_Material to process_

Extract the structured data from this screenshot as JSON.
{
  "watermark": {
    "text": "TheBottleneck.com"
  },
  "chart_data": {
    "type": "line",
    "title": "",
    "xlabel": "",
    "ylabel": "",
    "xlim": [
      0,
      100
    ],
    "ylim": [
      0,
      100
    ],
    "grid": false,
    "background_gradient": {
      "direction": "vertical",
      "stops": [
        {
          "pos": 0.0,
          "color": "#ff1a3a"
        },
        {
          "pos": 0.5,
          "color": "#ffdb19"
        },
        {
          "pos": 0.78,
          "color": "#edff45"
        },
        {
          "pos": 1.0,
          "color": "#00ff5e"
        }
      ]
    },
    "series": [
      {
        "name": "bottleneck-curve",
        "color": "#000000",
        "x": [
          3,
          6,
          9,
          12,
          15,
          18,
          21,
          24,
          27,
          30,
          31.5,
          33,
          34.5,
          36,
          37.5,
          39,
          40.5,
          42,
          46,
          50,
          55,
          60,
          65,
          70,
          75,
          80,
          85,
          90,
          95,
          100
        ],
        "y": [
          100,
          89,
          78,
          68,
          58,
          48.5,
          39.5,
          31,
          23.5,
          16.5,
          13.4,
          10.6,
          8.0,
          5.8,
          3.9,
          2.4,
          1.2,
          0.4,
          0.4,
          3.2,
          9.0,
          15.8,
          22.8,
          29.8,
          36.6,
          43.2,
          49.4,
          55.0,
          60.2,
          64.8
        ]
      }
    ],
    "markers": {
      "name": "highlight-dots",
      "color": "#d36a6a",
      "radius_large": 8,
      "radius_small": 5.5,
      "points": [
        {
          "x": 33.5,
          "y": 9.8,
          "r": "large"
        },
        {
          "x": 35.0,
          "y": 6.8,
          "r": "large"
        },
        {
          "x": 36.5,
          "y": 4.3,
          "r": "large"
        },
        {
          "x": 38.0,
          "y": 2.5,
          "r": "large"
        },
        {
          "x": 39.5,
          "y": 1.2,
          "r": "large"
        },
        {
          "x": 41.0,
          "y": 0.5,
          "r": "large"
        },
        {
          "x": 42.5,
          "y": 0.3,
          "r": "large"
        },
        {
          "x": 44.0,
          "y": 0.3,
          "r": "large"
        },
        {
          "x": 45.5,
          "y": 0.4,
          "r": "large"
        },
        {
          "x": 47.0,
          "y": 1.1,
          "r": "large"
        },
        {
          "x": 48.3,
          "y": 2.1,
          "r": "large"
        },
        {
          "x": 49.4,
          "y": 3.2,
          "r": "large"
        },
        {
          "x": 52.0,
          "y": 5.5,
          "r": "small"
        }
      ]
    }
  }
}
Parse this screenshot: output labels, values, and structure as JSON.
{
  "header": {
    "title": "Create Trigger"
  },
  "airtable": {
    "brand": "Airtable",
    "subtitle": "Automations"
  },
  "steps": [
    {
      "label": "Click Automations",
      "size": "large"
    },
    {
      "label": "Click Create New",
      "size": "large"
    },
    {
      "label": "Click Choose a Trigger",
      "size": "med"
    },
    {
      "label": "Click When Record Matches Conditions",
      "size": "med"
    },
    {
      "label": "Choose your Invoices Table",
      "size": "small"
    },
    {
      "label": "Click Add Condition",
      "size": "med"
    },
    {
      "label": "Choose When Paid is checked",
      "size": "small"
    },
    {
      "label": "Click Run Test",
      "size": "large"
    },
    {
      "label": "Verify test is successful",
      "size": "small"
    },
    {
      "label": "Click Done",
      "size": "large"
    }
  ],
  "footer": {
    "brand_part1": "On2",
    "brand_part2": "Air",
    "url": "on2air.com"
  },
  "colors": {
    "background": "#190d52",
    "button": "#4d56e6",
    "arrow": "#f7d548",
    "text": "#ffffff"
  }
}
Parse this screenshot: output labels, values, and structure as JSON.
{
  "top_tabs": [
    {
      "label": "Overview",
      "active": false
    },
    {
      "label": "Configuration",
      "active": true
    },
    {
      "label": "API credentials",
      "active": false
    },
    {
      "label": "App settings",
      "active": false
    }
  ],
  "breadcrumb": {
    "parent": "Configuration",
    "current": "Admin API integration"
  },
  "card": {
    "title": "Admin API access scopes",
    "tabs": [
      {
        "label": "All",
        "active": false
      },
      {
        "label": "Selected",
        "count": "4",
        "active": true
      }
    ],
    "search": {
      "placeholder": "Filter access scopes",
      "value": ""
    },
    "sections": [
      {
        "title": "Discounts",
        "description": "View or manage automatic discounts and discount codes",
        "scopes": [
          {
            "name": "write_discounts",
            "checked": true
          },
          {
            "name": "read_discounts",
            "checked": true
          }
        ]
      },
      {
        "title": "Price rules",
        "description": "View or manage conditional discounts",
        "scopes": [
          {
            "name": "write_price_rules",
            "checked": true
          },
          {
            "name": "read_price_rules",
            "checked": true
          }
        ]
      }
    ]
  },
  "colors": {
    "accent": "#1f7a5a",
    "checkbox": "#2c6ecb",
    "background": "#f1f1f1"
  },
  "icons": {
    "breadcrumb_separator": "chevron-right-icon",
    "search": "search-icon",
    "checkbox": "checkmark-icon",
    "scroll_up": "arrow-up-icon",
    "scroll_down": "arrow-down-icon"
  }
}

_What to do_
Copy each record from above without leaving any out.

_Result for this task_
Extract the structured data from this screenshot as JSON.
{
  "watermark": {
    "text": "TheBottleneck.com"
  },
  "chart_data": {
    "type": "line",
    "title": "",
    "xlabel": "",
    "ylabel": "",
    "xlim": [
      0,
      100
    ],
    "ylim": [
      0,
      100
    ],
    "grid": false,
    "background_gradient": {
      "direction": "vertical",
      "stops": [
        {
          "pos": 0.0,
          "color": "#ff1a3a"
        },
        {
          "pos": 0.5,
          "color": "#ffdb19"
        },
        {
          "pos": 0.78,
          "color": "#edff45"
        },
        {
          "pos": 1.0,
          "color": "#00ff5e"
        }
      ]
    },
    "series": [
      {
        "name": "bottleneck-curve",
        "color": "#000000",
        "x": [
          3,
          6,
          9,
          12,
          15,
          18,
          21,
          24,
          27,
          30,
          31.5,
          33,
          34.5,
          36,
          37.5,
          39,
          40.5,
          42,
          46,
          50,
          55,
          60,
          65,
          70,
          75,
          80,
          85,
          90,
          95,
          100
        ],
        "y": [
          100,
          89,
          78,
          68,
          58,
          48.5,
          39.5,
          31,
          23.5,
          16.5,
          13.4,
          10.6,
          8.0,
          5.8,
          3.9,
          2.4,
          1.2,
          0.4,
          0.4,
          3.2,
          9.0,
          15.8,
          22.8,
          29.8,
          36.6,
          43.2,
          49.4,
          55.0,
          60.2,
          64.8
        ]
      }
    ],
    "markers": {
      "name": "highlight-dots",
      "color": "#d36a6a",
      "radius_large": 8,
      "radius_small": 5.5,
      "points": [
        {
          "x": 33.5,
          "y": 9.8,
          "r": "large"
        },
        {
          "x": 35.0,
          "y": 6.8,
          "r": "large"
        },
        {
          "x": 36.5,
          "y": 4.3,
          "r": "large"
        },
        {
          "x": 38.0,
          "y": 2.5,
          "r": "large"
        },
        {
          "x": 39.5,
          "y": 1.2,
          "r": "large"
        },
        {
          "x": 41.0,
          "y": 0.5,
          "r": "large"
        },
        {
          "x": 42.5,
          "y": 0.3,
          "r": "large"
        },
        {
          "x": 44.0,
          "y": 0.3,
          "r": "large"
        },
        {
          "x": 45.5,
          "y": 0.4,
          "r": "large"
        },
        {
          "x": 47.0,
          "y": 1.1,
          "r": "large"
        },
        {
          "x": 48.3,
          "y": 2.1,
          "r": "large"
        },
        {
          "x": 49.4,
          "y": 3.2,
          "r": "large"
        },
        {
          "x": 52.0,
          "y": 5.5,
          "r": "small"
        }
      ]
    }
  }
}
Parse this screenshot: output labels, values, and structure as JSON.
{
  "header": {
    "title": "Create Trigger"
  },
  "airtable": {
    "brand": "Airtable",
    "subtitle": "Automations"
  },
  "steps": [
    {
      "label": "Click Automations",
      "size": "large"
    },
    {
      "label": "Click Create New",
      "size": "large"
    },
    {
      "label": "Click Choose a Trigger",
      "size": "med"
    },
    {
      "label": "Click When Record Matches Conditions",
      "size": "med"
    },
    {
      "label": "Choose your Invoices Table",
      "size": "small"
    },
    {
      "label": "Click Add Condition",
      "size": "med"
    },
    {
      "label": "Choose When Paid is checked",
      "size": "small"
    },
    {
      "label": "Click Run Test",
      "size": "large"
    },
    {
      "label": "Verify test is successful",
      "size": "small"
    },
    {
      "label": "Click Done",
      "size": "large"
    }
  ],
  "footer": {
    "brand_part1": "On2",
    "brand_part2": "Air",
    "url": "on2air.com"
  },
  "colors": {
    "background": "#190d52",
    "button": "#4d56e6",
    "arrow": "#f7d548",
    "text": "#ffffff"
  }
}
Parse this screenshot: output labels, values, and structure as JSON.
{
  "top_tabs": [
    {
      "label": "Overview",
      "active": false
    },
    {
      "label": "Configuration",
      "active": true
    },
    {
      "label": "API credentials",
      "active": false
    },
    {
      "label": "App settings",
      "active": false
    }
  ],
  "breadcrumb": {
    "parent": "Configuration",
    "current": "Admin API integration"
  },
  "card": {
    "title": "Admin API access scopes",
    "tabs": [
      {
        "label": "All",
        "active": false
      },
      {
        "label": "Selected",
        "count": "4",
        "active": true
      }
    ],
    "search": {
      "placeholder": "Filter access scopes",
      "value": ""
    },
    "sections": [
      {
        "title": "Discounts",
        "description": "View or manage automatic discounts and discount codes",
        "scopes": [
          {
            "name": "write_discounts",
            "checked": true
          },
          {
            "name": "read_discounts",
            "checked": true
          }
        ]
      },
      {
        "title": "Price rules",
        "description": "View or manage conditional discounts",
        "scopes": [
          {
            "name": "write_price_rules",
            "checked": true
          },
          {
            "name": "read_price_rules",
            "checked": true
          }
        ]
      }
    ]
  },
  "colors": {
    "accent": "#1f7a5a",
    "checkbox": "#2c6ecb",
    "background": "#f1f1f1"
  },
  "icons": {
    "breadcrumb_separator": "chevron-right-icon",
    "search": "search-icon",
    "checkbox": "checkmark-icon",
    "scroll_up": "arrow-up-icon",
    "scroll_down": "arrow-down-icon"
  }
}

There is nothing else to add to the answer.